• **PROBLEM REQUIREMENTS**:
Take down each entry exactly as written.
— START OF MATERIAL SHOWN —
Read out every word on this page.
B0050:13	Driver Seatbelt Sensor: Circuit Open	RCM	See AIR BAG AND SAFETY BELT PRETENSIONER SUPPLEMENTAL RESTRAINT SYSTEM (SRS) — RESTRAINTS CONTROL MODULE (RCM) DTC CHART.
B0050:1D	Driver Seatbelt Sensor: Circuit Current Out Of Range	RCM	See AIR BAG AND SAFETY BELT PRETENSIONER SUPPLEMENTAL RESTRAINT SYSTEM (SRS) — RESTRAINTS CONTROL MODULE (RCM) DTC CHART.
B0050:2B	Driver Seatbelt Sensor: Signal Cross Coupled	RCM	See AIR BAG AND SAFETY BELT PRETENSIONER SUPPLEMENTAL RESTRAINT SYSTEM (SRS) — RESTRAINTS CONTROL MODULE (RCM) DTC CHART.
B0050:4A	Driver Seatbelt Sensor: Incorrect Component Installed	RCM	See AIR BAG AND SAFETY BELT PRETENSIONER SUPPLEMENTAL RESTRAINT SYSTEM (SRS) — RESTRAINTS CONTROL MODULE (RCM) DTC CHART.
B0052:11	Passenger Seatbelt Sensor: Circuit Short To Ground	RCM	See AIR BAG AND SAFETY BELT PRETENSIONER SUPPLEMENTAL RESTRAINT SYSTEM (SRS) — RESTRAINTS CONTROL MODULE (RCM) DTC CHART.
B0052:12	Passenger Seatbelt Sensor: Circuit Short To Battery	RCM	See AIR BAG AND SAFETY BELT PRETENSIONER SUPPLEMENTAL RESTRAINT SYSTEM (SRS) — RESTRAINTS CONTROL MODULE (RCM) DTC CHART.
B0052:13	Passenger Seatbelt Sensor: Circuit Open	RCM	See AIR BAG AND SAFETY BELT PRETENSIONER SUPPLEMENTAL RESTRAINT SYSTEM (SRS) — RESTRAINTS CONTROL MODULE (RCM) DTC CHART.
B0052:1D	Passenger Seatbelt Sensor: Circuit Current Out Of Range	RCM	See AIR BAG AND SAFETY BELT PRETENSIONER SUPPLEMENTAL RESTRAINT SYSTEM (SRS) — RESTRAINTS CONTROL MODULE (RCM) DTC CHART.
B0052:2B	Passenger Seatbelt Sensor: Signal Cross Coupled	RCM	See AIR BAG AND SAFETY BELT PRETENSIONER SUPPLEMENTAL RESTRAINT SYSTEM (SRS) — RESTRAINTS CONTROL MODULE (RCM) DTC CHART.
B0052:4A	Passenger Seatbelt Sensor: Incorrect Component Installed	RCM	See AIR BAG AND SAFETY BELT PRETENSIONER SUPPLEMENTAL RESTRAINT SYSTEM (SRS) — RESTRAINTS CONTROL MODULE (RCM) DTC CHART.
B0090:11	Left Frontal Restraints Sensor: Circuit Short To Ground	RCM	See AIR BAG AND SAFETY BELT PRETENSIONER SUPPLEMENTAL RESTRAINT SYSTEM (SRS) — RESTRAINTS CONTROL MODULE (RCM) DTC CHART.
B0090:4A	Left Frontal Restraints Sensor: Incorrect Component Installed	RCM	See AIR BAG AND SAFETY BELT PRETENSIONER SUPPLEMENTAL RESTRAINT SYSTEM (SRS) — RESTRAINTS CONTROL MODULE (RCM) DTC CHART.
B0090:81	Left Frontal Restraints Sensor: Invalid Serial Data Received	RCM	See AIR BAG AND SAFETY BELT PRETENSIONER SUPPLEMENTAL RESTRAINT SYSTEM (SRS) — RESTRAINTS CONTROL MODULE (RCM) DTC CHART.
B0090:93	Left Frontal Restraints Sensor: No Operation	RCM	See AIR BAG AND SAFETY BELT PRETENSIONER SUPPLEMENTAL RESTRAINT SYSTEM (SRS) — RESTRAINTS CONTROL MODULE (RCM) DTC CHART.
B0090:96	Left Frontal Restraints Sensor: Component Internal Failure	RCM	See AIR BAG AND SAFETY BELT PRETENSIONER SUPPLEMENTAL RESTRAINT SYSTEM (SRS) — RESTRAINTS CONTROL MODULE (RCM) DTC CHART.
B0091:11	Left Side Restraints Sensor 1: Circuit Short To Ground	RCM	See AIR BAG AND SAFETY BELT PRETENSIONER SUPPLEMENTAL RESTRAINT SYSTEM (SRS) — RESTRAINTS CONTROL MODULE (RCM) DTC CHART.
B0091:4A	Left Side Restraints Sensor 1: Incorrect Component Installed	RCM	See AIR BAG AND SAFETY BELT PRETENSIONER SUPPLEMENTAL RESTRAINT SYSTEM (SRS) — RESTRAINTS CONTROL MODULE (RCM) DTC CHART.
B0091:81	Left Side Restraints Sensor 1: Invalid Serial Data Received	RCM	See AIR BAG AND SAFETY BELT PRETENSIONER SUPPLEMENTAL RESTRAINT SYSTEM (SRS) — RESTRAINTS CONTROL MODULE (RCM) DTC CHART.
— END OF MATERIAL SHOWN —
• **FULL OUTPUT**:
Read out every word on this page.
B0050:13	Driver Seatbelt Sensor: Circuit Open	RCM	See AIR BAG AND SAFETY BELT PRETENSIONER SUPPLEMENTAL RESTRAINT SYSTEM (SRS) — RESTRAINTS CONTROL MODULE (RCM) DTC CHART.
B0050:1D	Driver Seatbelt Sensor: Circuit Current Out Of Range	RCM	See AIR BAG AND SAFETY BELT PRETENSIONER SUPPLEMENTAL RESTRAINT SYSTEM (SRS) — RESTRAINTS CONTROL MODULE (RCM) DTC CHART.
B0050:2B	Driver Seatbelt Sensor: Signal Cross Coupled	RCM	See AIR BAG AND SAFETY BELT PRETENSIONER SUPPLEMENTAL RESTRAINT SYSTEM (SRS) — RESTRAINTS CONTROL MODULE (RCM) DTC CHART.
B0050:4A	Driver Seatbelt Sensor: Incorrect Component Installed	RCM	See AIR BAG AND SAFETY BELT PRETENSIONER SUPPLEMENTAL RESTRAINT SYSTEM (SRS) — RESTRAINTS CONTROL MODULE (RCM) DTC CHART.
B0052:11	Passenger Seatbelt Sensor: Circuit Short To Ground	RCM	See AIR BAG AND SAFETY BELT PRETENSIONER SUPPLEMENTAL RESTRAINT SYSTEM (SRS) — RESTRAINTS CONTROL MODULE (RCM) DTC CHART.
B0052:12	Passenger Seatbelt Sensor: Circuit Short To Battery	RCM	See AIR BAG AND SAFETY BELT PRETENSIONER SUPPLEMENTAL RESTRAINT SYSTEM (SRS) — RESTRAINTS CONTROL MODULE (RCM) DTC CHART.
B0052:13	Passenger Seatbelt Sensor: Circuit Open	RCM	See AIR BAG AND SAFETY BELT PRETENSIONER SUPPLEMENTAL RESTRAINT SYSTEM (SRS) — RESTRAINTS CONTROL MODULE (RCM) DTC CHART.
B0052:1D	Passenger Seatbelt Sensor: Circuit Current Out Of Range	RCM	See AIR BAG AND SAFETY BELT PRETENSIONER SUPPLEMENTAL RESTRAINT SYSTEM (SRS) — RESTRAINTS CONTROL MODULE (RCM) DTC CHART.
B0052:2B	Passenger Seatbelt Sensor: Signal Cross Coupled	RCM	See AIR BAG AND SAFETY BELT PRETENSIONER SUPPLEMENTAL RESTRAINT SYSTEM (SRS) — RESTRAINTS CONTROL MODULE (RCM) DTC CHART.
B0052:4A	Passenger Seatbelt Sensor: Incorrect Component Installed	RCM	See AIR BAG AND SAFETY BELT PRETENSIONER SUPPLEMENTAL RESTRAINT SYSTEM (SRS) — RESTRAINTS CONTROL MODULE (RCM) DTC CHART.
B0090:11	Left Frontal Restraints Sensor: Circuit Short To Ground	RCM	See AIR BAG AND SAFETY BELT PRETENSIONER SUPPLEMENTAL RESTRAINT SYSTEM (SRS) — RESTRAINTS CONTROL MODULE (RCM) DTC CHART.
B0090:4A	Left Frontal Restraints Sensor: Incorrect Component Installed	RCM	See AIR BAG AND SAFETY BELT PRETENSIONER SUPPLEMENTAL RESTRAINT SYSTEM (SRS) — RESTRAINTS CONTROL MODULE (RCM) DTC CHART.
B0090:81	Left Frontal Restraints Sensor: Invalid Serial Data Received	RCM	See AIR BAG AND SAFETY BELT PRETENSIONER SUPPLEMENTAL RESTRAINT SYSTEM (SRS) — RESTRAINTS CONTROL MODULE (RCM) DTC CHART.
B0090:93	Left Frontal Restraints Sensor: No Operation	RCM	See AIR BAG AND SAFETY BELT PRETENSIONER SUPPLEMENTAL RESTRAINT SYSTEM (SRS) — RESTRAINTS CONTROL MODULE (RCM) DTC CHART.
B0090:96	Left Frontal Restraints Sensor: Component Internal Failure	RCM	See AIR BAG AND SAFETY BELT PRETENSIONER SUPPLEMENTAL RESTRAINT SYSTEM (SRS) — RESTRAINTS CONTROL MODULE (RCM) DTC CHART.
B0091:11	Left Side Restraints Sensor 1: Circuit Short To Ground	RCM	See AIR BAG AND SAFETY BELT PRETENSIONER SUPPLEMENTAL RESTRAINT SYSTEM (SRS) — RESTRAINTS CONTROL MODULE (RCM) DTC CHART.
B0091:4A	Left Side Restraints Sensor 1: Incorrect Component Installed	RCM	See AIR BAG AND SAFETY BELT PRETENSIONER SUPPLEMENTAL RESTRAINT SYSTEM (SRS) — RESTRAINTS CONTROL MODULE (RCM) DTC CHART.
B0091:81	Left Side Restraints Sensor 1: Invalid Serial Data Received	RCM	See AIR BAG AND SAFETY BELT PRETENSIONER SUPPLEMENTAL RESTRAINT SYSTEM (SRS) — RESTRAINTS CONTROL MODULE (RCM) DTC CHART.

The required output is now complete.